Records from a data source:
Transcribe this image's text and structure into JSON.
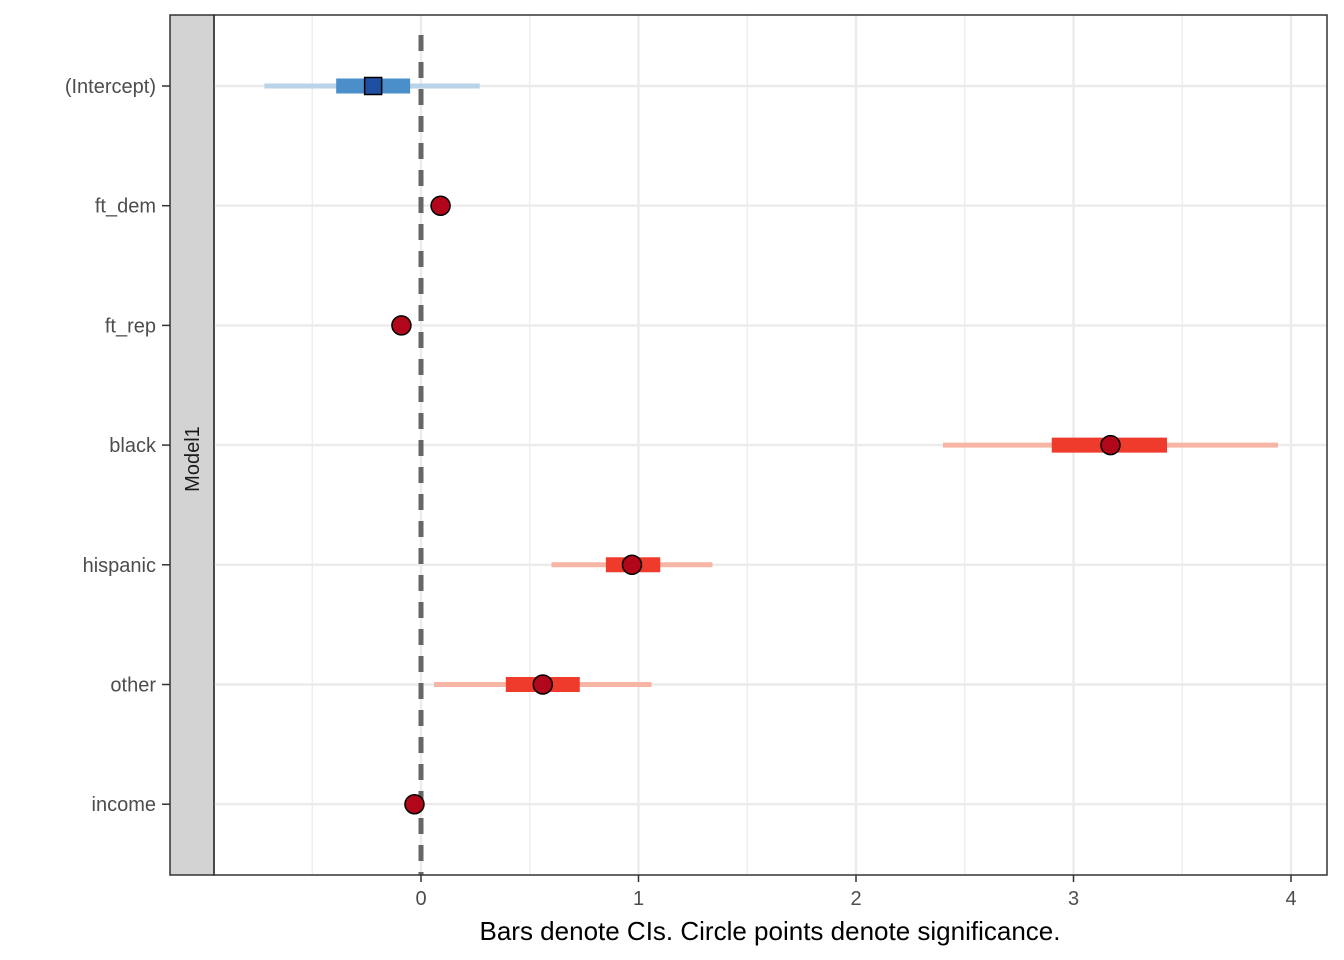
{
  "chart_data": {
    "type": "coefficient-plot",
    "panel_label": "Model1",
    "xlabel": "Bars denote CIs. Circle points denote significance.",
    "ylabel": "",
    "xlim": [
      -1.15,
      4.15
    ],
    "x_ticks": [
      0,
      1,
      2,
      3,
      4
    ],
    "x_minor_ticks": [
      -0.5,
      0.5,
      1.5,
      2.5,
      3.5
    ],
    "reference_line": 0,
    "grid": true,
    "terms": [
      {
        "term": "(Intercept)",
        "estimate": -0.22,
        "ci_inner": [
          -0.39,
          -0.05
        ],
        "ci_outer": [
          -0.72,
          0.27
        ],
        "significant": false
      },
      {
        "term": "ft_dem",
        "estimate": 0.09,
        "ci_inner": [
          0.09,
          0.09
        ],
        "ci_outer": [
          0.09,
          0.09
        ],
        "significant": true
      },
      {
        "term": "ft_rep",
        "estimate": -0.09,
        "ci_inner": [
          -0.09,
          -0.09
        ],
        "ci_outer": [
          -0.09,
          -0.09
        ],
        "significant": true
      },
      {
        "term": "black",
        "estimate": 3.17,
        "ci_inner": [
          2.9,
          3.43
        ],
        "ci_outer": [
          2.4,
          3.94
        ],
        "significant": true
      },
      {
        "term": "hispanic",
        "estimate": 0.97,
        "ci_inner": [
          0.85,
          1.1
        ],
        "ci_outer": [
          0.6,
          1.34
        ],
        "significant": true
      },
      {
        "term": "other",
        "estimate": 0.56,
        "ci_inner": [
          0.39,
          0.73
        ],
        "ci_outer": [
          0.06,
          1.06
        ],
        "significant": true
      },
      {
        "term": "income",
        "estimate": -0.03,
        "ci_inner": [
          -0.03,
          -0.03
        ],
        "ci_outer": [
          -0.03,
          -0.03
        ],
        "significant": true
      }
    ],
    "colors": {
      "sig_outer": "#f7b6a5",
      "sig_inner": "#ef3b2c",
      "sig_point": "#b2071b",
      "nonsig_outer": "#b9d3e8",
      "nonsig_inner": "#4a8fc9",
      "nonsig_point": "#1f4fa3",
      "grid": "#ebebeb",
      "strip_fill": "#d3d3d3",
      "reference_line": "#666666"
    }
  }
}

**REQUIRED WORK**: Repeat the data exactly in full, omitting its pictures.

**ANSWER TO THIS EXERCISE**:
Transcribe this image's text and structure into JSON.
{
  "chart_data": {
    "type": "coefficient-plot",
    "panel_label": "Model1",
    "xlabel": "Bars denote CIs. Circle points denote significance.",
    "ylabel": "",
    "xlim": [
      -1.15,
      4.15
    ],
    "x_ticks": [
      0,
      1,
      2,
      3,
      4
    ],
    "x_minor_ticks": [
      -0.5,
      0.5,
      1.5,
      2.5,
      3.5
    ],
    "reference_line": 0,
    "grid": true,
    "terms": [
      {
        "term": "(Intercept)",
        "estimate": -0.22,
        "ci_inner": [
          -0.39,
          -0.05
        ],
        "ci_outer": [
          -0.72,
          0.27
        ],
        "significant": false
      },
      {
        "term": "ft_dem",
        "estimate": 0.09,
        "ci_inner": [
          0.09,
          0.09
        ],
        "ci_outer": [
          0.09,
          0.09
        ],
        "significant": true
      },
      {
        "term": "ft_rep",
        "estimate": -0.09,
        "ci_inner": [
          -0.09,
          -0.09
        ],
        "ci_outer": [
          -0.09,
          -0.09
        ],
        "significant": true
      },
      {
        "term": "black",
        "estimate": 3.17,
        "ci_inner": [
          2.9,
          3.43
        ],
        "ci_outer": [
          2.4,
          3.94
        ],
        "significant": true
      },
      {
        "term": "hispanic",
        "estimate": 0.97,
        "ci_inner": [
          0.85,
          1.1
        ],
        "ci_outer": [
          0.6,
          1.34
        ],
        "significant": true
      },
      {
        "term": "other",
        "estimate": 0.56,
        "ci_inner": [
          0.39,
          0.73
        ],
        "ci_outer": [
          0.06,
          1.06
        ],
        "significant": true
      },
      {
        "term": "income",
        "estimate": -0.03,
        "ci_inner": [
          -0.03,
          -0.03
        ],
        "ci_outer": [
          -0.03,
          -0.03
        ],
        "significant": true
      }
    ],
    "colors": {
      "sig_outer": "#f7b6a5",
      "sig_inner": "#ef3b2c",
      "sig_point": "#b2071b",
      "nonsig_outer": "#b9d3e8",
      "nonsig_inner": "#4a8fc9",
      "nonsig_point": "#1f4fa3",
      "grid": "#ebebeb",
      "strip_fill": "#d3d3d3",
      "reference_line": "#666666"
    }
  }
}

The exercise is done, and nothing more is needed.